Repeat the listing that follows, character for character, minus the pictures.

Saved entries:
· · · ·
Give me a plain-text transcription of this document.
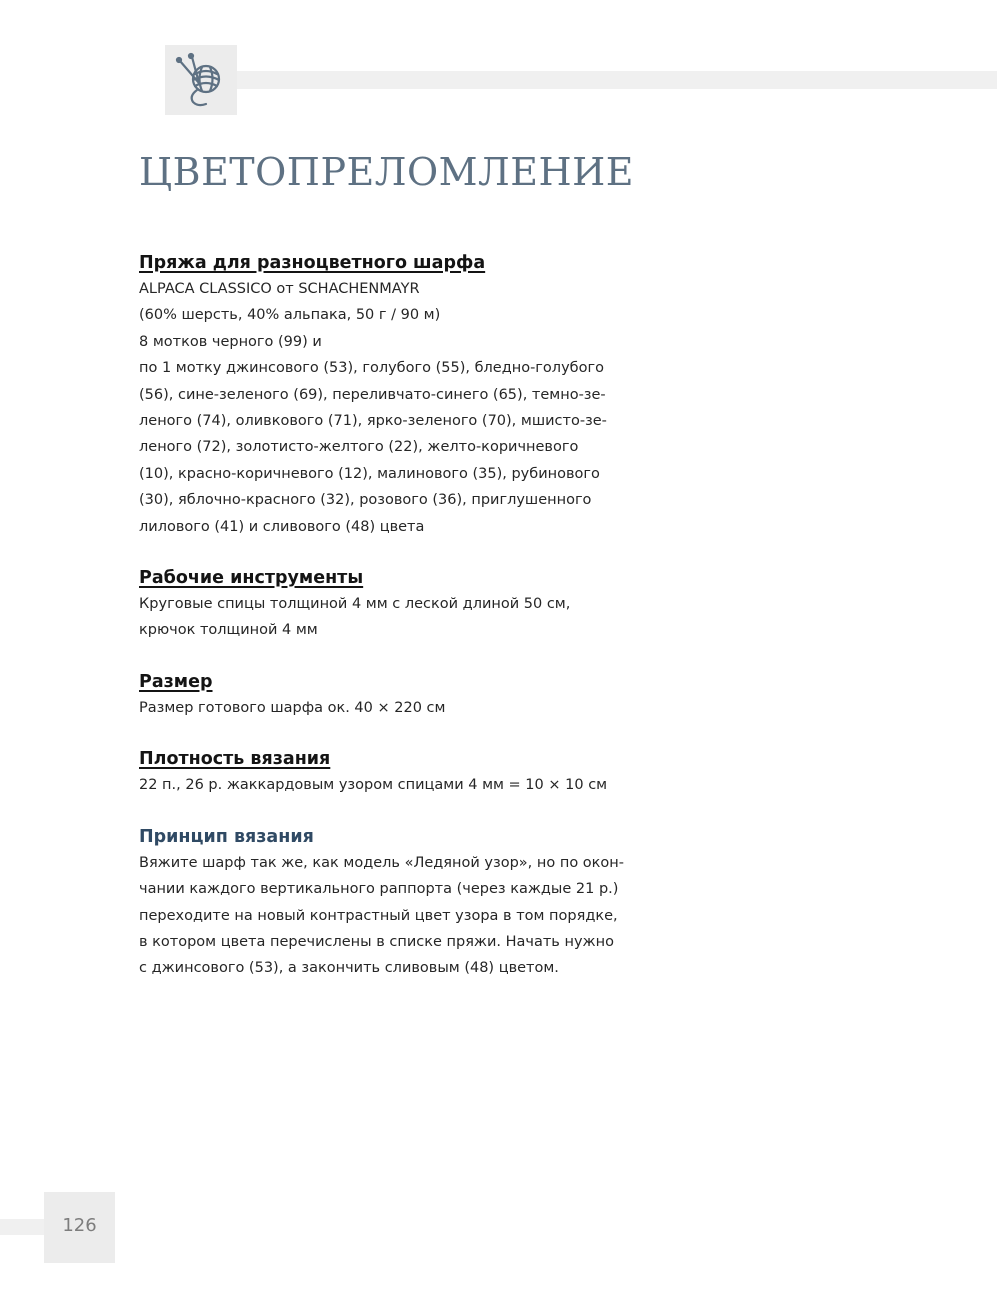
ЦВЕТОПРЕЛОМЛЕНИЕ
Пряжа для разноцветного шарфа
ALPACA CLASSICO от SCHACHENMAYR
(60% шерсть, 40% альпака, 50 г / 90 м)
8 мотков черного (99) и
по 1 мотку джинсового (53), голубого (55), бледно-голубого
(56), сине-зеленого (69), переливчато-синего (65), темно-зе-
леного (74), оливкового (71), ярко-зеленого (70), мшисто-зе-
леного (72), золотисто-желтого (22), желто-коричневого
(10), красно-коричневого (12), малинового (35), рубинового
(30), яблочно-красного (32), розового (36), приглушенного
лилового (41) и сливового (48) цвета
Рабочие инструменты
Круговые спицы толщиной 4 мм с леской длиной 50 см,
крючок толщиной 4 мм
Размер
Размер готового шарфа ок. 40 × 220 см
Плотность вязания
22 п., 26 р. жаккардовым узором спицами 4 мм = 10 × 10 см
Принцип вязания
Вяжите шарф так же, как модель «Ледяной узор», но по окон-
чании каждого вертикального раппорта (через каждые 21 р.)
переходите на новый контрастный цвет узора в том порядке,
в котором цвета перечислены в списке пряжи. Начать нужно
с джинсового (53), а закончить сливовым (48) цветом.
126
· · · ·
WRITTEN RESPONSE:
Give me a plain-text transcription of this document.
ЦВЕТОПРЕЛОМЛЕНИЕ
Пряжа для разноцветного шарфа
ALPACA CLASSICO от SCHACHENMAYR
(60% шерсть, 40% альпака, 50 г / 90 м)
8 мотков черного (99) и
по 1 мотку джинсового (53), голубого (55), бледно-голубого
(56), сине-зеленого (69), переливчато-синего (65), темно-зе-
леного (74), оливкового (71), ярко-зеленого (70), мшисто-зе-
леного (72), золотисто-желтого (22), желто-коричневого
(10), красно-коричневого (12), малинового (35), рубинового
(30), яблочно-красного (32), розового (36), приглушенного
лилового (41) и сливового (48) цвета
Рабочие инструменты
Круговые спицы толщиной 4 мм с леской длиной 50 см,
крючок толщиной 4 мм
Размер
Размер готового шарфа ок. 40 × 220 см
Плотность вязания
22 п., 26 р. жаккардовым узором спицами 4 мм = 10 × 10 см
Принцип вязания
Вяжите шарф так же, как модель «Ледяной узор», но по окон-
чании каждого вертикального раппорта (через каждые 21 р.)
переходите на новый контрастный цвет узора в том порядке,
в котором цвета перечислены в списке пряжи. Начать нужно
с джинсового (53), а закончить сливовым (48) цветом.
126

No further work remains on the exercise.